• Direction: Identify the lines that contain the word "title" and copy each one.

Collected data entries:
+ + + +

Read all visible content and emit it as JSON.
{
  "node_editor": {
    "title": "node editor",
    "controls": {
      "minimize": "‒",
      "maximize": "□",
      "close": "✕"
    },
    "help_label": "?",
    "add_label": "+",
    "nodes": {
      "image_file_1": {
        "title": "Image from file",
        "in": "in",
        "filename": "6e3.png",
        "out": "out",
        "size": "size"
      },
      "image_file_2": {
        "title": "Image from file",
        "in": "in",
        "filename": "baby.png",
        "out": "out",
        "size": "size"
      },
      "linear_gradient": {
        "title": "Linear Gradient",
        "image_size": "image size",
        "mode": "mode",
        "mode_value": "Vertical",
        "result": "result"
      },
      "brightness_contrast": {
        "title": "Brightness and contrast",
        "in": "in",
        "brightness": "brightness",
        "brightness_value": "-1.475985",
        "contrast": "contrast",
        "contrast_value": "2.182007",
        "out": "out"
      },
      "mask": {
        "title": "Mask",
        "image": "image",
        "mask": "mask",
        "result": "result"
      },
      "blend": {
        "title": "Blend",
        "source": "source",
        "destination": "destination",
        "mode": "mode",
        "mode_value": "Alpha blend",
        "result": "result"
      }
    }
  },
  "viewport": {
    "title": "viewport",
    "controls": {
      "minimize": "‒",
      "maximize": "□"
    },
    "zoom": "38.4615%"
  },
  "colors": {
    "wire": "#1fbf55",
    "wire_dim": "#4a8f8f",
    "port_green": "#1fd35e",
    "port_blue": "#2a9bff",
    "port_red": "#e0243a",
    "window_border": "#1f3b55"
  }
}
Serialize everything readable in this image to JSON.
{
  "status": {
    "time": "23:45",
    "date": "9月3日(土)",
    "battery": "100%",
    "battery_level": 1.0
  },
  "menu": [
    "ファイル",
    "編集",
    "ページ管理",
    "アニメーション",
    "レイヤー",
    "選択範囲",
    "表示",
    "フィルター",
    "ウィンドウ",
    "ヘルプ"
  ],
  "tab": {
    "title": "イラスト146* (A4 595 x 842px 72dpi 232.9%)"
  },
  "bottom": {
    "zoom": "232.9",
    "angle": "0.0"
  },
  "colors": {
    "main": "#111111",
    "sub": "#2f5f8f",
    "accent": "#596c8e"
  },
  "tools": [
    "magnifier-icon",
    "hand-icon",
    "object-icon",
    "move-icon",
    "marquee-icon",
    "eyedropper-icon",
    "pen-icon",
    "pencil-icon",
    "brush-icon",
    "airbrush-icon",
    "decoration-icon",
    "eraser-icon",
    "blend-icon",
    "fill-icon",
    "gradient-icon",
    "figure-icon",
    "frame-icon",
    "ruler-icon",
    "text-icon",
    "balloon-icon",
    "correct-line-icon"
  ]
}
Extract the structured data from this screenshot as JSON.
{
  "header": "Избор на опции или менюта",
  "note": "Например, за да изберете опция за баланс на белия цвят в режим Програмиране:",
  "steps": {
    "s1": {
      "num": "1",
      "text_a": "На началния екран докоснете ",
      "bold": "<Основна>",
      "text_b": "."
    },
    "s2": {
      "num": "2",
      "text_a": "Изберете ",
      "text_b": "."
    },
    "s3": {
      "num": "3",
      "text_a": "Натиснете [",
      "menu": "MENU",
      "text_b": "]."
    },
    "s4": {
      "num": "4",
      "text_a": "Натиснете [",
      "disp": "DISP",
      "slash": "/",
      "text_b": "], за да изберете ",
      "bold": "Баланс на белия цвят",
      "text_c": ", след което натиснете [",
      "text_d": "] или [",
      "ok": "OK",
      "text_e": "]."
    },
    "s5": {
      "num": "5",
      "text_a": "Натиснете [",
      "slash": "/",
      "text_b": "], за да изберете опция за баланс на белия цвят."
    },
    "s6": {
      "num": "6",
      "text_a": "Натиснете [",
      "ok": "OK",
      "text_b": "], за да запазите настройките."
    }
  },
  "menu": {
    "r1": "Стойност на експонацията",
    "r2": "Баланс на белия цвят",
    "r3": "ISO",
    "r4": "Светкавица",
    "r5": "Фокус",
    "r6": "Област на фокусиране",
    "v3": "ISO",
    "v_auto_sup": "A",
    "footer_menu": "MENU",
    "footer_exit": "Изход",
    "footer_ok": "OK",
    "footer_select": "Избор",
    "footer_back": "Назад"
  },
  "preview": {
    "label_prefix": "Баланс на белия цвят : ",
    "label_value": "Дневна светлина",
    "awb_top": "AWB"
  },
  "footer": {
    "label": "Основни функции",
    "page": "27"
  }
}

+ + + +

• The answer:
    "title": "node editor",
        "title": "Image from file",
        "title": "Image from file",
        "title": "Linear Gradient",
        "title": "Brightness and contrast",
        "title": "Mask",
        "title": "Blend",
    "title": "viewport",
    "title": "イラスト146* (A4 595 x 842px 72dpi 232.9%)"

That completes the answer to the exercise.